### Stated task
Extract the complete listing and repeat it word for word.

### Records supplied
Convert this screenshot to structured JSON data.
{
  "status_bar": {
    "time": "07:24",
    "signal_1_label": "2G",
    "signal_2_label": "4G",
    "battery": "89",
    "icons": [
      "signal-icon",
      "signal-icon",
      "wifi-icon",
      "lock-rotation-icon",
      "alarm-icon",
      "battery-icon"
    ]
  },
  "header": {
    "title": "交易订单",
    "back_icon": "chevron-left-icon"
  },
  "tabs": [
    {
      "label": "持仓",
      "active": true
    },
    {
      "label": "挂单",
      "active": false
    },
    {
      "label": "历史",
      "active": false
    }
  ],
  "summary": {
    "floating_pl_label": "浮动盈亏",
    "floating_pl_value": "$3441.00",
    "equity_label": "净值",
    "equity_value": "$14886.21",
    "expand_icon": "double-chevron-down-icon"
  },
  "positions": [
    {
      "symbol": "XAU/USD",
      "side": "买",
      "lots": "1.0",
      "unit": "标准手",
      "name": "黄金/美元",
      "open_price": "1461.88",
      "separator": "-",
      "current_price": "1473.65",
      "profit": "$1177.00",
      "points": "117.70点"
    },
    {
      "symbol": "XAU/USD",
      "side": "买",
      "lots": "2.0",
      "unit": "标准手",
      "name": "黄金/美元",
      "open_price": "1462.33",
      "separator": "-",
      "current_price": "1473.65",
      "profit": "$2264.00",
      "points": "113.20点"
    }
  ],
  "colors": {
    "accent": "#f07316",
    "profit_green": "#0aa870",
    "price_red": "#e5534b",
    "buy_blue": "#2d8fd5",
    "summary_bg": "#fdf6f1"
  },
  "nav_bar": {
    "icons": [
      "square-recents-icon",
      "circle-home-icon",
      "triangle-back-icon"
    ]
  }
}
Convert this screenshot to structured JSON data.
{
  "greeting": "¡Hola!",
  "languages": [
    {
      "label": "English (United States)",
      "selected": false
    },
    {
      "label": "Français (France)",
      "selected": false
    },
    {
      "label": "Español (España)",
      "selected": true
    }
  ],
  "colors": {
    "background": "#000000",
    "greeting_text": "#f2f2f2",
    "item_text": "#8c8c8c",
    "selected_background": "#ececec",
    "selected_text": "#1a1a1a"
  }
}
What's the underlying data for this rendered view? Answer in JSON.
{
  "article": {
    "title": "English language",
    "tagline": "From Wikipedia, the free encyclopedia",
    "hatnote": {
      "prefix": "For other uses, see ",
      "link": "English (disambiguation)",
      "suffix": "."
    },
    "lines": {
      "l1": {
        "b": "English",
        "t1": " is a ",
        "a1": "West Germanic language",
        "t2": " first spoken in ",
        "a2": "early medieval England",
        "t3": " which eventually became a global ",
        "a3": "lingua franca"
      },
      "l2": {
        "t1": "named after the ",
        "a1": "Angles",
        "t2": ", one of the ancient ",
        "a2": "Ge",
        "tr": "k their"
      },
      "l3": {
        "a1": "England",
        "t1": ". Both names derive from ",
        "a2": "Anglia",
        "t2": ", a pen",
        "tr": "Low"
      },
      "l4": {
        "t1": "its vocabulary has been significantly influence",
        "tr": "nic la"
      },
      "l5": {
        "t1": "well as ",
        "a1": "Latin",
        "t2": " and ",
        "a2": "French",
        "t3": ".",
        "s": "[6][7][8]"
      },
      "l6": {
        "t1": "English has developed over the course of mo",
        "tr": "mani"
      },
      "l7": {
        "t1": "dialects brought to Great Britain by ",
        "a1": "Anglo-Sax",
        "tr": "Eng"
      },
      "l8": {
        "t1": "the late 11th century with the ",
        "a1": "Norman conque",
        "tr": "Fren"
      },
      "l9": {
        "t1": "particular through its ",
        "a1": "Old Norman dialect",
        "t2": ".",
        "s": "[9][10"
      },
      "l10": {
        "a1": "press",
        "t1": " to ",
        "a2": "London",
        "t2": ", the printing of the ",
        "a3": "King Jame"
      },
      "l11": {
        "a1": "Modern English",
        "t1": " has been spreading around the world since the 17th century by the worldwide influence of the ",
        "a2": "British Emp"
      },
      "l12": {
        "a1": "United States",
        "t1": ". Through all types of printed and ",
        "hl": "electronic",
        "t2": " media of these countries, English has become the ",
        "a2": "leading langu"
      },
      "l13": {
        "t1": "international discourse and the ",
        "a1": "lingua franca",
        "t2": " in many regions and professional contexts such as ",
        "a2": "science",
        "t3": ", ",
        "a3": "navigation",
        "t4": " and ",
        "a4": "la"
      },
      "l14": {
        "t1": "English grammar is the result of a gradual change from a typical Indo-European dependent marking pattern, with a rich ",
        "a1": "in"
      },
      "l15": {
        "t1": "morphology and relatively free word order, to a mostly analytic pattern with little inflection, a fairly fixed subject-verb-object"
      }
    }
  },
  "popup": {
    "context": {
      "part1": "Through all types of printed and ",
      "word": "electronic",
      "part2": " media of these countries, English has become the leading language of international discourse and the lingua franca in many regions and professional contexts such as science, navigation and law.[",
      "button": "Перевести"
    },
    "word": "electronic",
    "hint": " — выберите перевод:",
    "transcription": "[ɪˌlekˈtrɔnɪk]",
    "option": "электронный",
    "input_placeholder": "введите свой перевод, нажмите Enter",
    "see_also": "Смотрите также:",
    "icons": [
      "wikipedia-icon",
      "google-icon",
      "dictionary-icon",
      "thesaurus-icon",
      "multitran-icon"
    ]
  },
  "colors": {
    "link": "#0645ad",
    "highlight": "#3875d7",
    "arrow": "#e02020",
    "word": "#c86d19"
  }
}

### Answer below
Convert this screenshot to structured JSON data.
{
  "status_bar": {
    "time": "07:24",
    "signal_1_label": "2G",
    "signal_2_label": "4G",
    "battery": "89",
    "icons": [
      "signal-icon",
      "signal-icon",
      "wifi-icon",
      "lock-rotation-icon",
      "alarm-icon",
      "battery-icon"
    ]
  },
  "header": {
    "title": "交易订单",
    "back_icon": "chevron-left-icon"
  },
  "tabs": [
    {
      "label": "持仓",
      "active": true
    },
    {
      "label": "挂单",
      "active": false
    },
    {
      "label": "历史",
      "active": false
    }
  ],
  "summary": {
    "floating_pl_label": "浮动盈亏",
    "floating_pl_value": "$3441.00",
    "equity_label": "净值",
    "equity_value": "$14886.21",
    "expand_icon": "double-chevron-down-icon"
  },
  "positions": [
    {
      "symbol": "XAU/USD",
      "side": "买",
      "lots": "1.0",
      "unit": "标准手",
      "name": "黄金/美元",
      "open_price": "1461.88",
      "separator": "-",
      "current_price": "1473.65",
      "profit": "$1177.00",
      "points": "117.70点"
    },
    {
      "symbol": "XAU/USD",
      "side": "买",
      "lots": "2.0",
      "unit": "标准手",
      "name": "黄金/美元",
      "open_price": "1462.33",
      "separator": "-",
      "current_price": "1473.65",
      "profit": "$2264.00",
      "points": "113.20点"
    }
  ],
  "colors": {
    "accent": "#f07316",
    "profit_green": "#0aa870",
    "price_red": "#e5534b",
    "buy_blue": "#2d8fd5",
    "summary_bg": "#fdf6f1"
  },
  "nav_bar": {
    "icons": [
      "square-recents-icon",
      "circle-home-icon",
      "triangle-back-icon"
    ]
  }
}
Convert this screenshot to structured JSON data.
{
  "greeting": "¡Hola!",
  "languages": [
    {
      "label": "English (United States)",
      "selected": false
    },
    {
      "label": "Français (France)",
      "selected": false
    },
    {
      "label": "Español (España)",
      "selected": true
    }
  ],
  "colors": {
    "background": "#000000",
    "greeting_text": "#f2f2f2",
    "item_text": "#8c8c8c",
    "selected_background": "#ececec",
    "selected_text": "#1a1a1a"
  }
}
What's the underlying data for this rendered view? Answer in JSON.
{
  "article": {
    "title": "English language",
    "tagline": "From Wikipedia, the free encyclopedia",
    "hatnote": {
      "prefix": "For other uses, see ",
      "link": "English (disambiguation)",
      "suffix": "."
    },
    "lines": {
      "l1": {
        "b": "English",
        "t1": " is a ",
        "a1": "West Germanic language",
        "t2": " first spoken in ",
        "a2": "early medieval England",
        "t3": " which eventually became a global ",
        "a3": "lingua franca"
      },
      "l2": {
        "t1": "named after the ",
        "a1": "Angles",
        "t2": ", one of the ancient ",
        "a2": "Ge",
        "tr": "k their"
      },
      "l3": {
        "a1": "England",
        "t1": ". Both names derive from ",
        "a2": "Anglia",
        "t2": ", a pen",
        "tr": "Low"
      },
      "l4": {
        "t1": "its vocabulary has been significantly influence",
        "tr": "nic la"
      },
      "l5": {
        "t1": "well as ",
        "a1": "Latin",
        "t2": " and ",
        "a2": "French",
        "t3": ".",
        "s": "[6][7][8]"
      },
      "l6": {
        "t1": "English has developed over the course of mo",
        "tr": "mani"
      },
      "l7": {
        "t1": "dialects brought to Great Britain by ",
        "a1": "Anglo-Sax",
        "tr": "Eng"
      },
      "l8": {
        "t1": "the late 11th century with the ",
        "a1": "Norman conque",
        "tr": "Fren"
      },
      "l9": {
        "t1": "particular through its ",
        "a1": "Old Norman dialect",
        "t2": ".",
        "s": "[9][10"
      },
      "l10": {
        "a1": "press",
        "t1": " to ",
        "a2": "London",
        "t2": ", the printing of the ",
        "a3": "King Jame"
      },
      "l11": {
        "a1": "Modern English",
        "t1": " has been spreading around the world since the 17th century by the worldwide influence of the ",
        "a2": "British Emp"
      },
      "l12": {
        "a1": "United States",
        "t1": ". Through all types of printed and ",
        "hl": "electronic",
        "t2": " media of these countries, English has become the ",
        "a2": "leading langu"
      },
      "l13": {
        "t1": "international discourse and the ",
        "a1": "lingua franca",
        "t2": " in many regions and professional contexts such as ",
        "a2": "science",
        "t3": ", ",
        "a3": "navigation",
        "t4": " and ",
        "a4": "la"
      },
      "l14": {
        "t1": "English grammar is the result of a gradual change from a typical Indo-European dependent marking pattern, with a rich ",
        "a1": "in"
      },
      "l15": {
        "t1": "morphology and relatively free word order, to a mostly analytic pattern with little inflection, a fairly fixed subject-verb-object"
      }
    }
  },
  "popup": {
    "context": {
      "part1": "Through all types of printed and ",
      "word": "electronic",
      "part2": " media of these countries, English has become the leading language of international discourse and the lingua franca in many regions and professional contexts such as science, navigation and law.[",
      "button": "Перевести"
    },
    "word": "electronic",
    "hint": " — выберите перевод:",
    "transcription": "[ɪˌlekˈtrɔnɪk]",
    "option": "электронный",
    "input_placeholder": "введите свой перевод, нажмите Enter",
    "see_also": "Смотрите также:",
    "icons": [
      "wikipedia-icon",
      "google-icon",
      "dictionary-icon",
      "thesaurus-icon",
      "multitran-icon"
    ]
  },
  "colors": {
    "link": "#0645ad",
    "highlight": "#3875d7",
    "arrow": "#e02020",
    "word": "#c86d19"
  }
}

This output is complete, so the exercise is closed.